** DIRECTIONS FOR THIS TASK **
Examine the entries and show every line in which the word "Average" is found.

==== GIVEN RECORDS ====

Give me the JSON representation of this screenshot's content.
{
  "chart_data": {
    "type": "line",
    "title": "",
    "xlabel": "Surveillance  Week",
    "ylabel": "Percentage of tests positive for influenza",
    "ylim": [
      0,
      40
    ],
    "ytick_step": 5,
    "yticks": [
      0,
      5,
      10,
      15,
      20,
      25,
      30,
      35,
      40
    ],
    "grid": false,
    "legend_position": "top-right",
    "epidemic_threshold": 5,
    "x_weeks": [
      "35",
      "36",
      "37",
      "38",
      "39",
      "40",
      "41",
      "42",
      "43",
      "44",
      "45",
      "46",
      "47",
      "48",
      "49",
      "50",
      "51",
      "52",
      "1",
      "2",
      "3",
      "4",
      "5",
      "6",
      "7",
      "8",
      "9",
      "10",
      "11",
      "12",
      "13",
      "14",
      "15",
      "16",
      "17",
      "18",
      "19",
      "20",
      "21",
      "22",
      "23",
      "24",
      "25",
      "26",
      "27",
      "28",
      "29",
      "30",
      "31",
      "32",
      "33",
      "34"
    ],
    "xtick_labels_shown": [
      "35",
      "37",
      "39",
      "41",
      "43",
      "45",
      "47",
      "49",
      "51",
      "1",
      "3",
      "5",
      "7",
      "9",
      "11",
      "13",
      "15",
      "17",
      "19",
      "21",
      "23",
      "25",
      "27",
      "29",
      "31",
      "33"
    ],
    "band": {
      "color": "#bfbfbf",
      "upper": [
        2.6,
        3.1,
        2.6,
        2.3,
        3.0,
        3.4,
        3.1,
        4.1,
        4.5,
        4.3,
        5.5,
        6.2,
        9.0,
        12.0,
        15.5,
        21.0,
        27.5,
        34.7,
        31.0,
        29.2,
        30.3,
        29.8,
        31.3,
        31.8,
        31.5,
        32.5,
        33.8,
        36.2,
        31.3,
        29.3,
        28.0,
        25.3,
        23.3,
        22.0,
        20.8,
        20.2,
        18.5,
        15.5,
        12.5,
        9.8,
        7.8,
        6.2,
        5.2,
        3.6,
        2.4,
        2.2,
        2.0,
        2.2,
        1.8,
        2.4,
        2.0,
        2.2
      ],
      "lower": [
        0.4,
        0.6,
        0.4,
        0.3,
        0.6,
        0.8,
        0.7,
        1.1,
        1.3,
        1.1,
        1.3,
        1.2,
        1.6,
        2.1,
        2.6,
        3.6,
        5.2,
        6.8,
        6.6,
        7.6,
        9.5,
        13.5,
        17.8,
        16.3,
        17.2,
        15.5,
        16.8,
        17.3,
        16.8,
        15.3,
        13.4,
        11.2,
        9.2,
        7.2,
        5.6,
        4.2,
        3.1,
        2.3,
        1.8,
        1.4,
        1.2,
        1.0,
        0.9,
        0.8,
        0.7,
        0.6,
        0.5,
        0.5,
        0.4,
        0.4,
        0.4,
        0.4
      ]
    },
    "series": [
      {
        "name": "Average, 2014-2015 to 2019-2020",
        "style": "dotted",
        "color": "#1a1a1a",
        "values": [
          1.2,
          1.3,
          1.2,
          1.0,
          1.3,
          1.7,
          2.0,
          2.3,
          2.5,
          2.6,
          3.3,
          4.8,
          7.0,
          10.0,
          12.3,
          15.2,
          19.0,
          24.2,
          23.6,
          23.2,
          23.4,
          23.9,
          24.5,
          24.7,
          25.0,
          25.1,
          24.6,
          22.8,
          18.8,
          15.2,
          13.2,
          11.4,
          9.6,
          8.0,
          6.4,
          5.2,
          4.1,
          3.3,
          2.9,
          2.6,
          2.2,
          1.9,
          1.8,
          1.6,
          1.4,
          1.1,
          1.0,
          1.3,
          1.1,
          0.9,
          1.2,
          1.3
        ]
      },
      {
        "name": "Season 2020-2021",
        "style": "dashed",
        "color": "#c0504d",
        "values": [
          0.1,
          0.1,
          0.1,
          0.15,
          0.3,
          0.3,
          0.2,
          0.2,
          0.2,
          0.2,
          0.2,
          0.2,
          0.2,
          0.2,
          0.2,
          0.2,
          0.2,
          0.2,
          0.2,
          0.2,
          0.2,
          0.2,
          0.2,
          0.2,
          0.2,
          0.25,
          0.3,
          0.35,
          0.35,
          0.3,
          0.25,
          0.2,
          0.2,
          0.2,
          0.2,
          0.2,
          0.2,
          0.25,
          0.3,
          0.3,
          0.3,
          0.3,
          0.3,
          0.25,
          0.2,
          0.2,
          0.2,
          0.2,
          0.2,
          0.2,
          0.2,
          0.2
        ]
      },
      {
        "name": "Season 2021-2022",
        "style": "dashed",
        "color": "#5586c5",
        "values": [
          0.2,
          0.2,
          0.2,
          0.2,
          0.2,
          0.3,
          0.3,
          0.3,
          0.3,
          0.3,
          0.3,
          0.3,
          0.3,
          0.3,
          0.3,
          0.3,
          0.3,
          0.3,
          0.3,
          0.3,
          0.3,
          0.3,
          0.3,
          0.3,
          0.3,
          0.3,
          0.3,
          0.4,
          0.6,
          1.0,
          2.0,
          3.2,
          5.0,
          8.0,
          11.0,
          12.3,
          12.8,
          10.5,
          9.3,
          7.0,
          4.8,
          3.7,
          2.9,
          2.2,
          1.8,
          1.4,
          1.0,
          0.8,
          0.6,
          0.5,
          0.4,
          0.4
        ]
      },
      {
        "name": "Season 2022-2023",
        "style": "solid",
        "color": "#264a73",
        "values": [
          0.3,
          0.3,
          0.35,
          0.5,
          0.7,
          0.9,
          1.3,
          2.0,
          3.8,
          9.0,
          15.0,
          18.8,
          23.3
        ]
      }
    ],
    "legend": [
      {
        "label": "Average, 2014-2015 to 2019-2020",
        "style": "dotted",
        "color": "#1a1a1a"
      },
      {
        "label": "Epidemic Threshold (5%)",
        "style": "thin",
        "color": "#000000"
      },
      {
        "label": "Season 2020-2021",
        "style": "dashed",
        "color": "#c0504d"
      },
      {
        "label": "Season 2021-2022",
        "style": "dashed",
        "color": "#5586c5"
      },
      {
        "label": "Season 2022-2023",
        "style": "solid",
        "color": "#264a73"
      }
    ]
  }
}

====

** IN RESPONSE **
        "name": "Average, 2014-2015 to 2019-2020",
        "label": "Average, 2014-2015 to 2019-2020",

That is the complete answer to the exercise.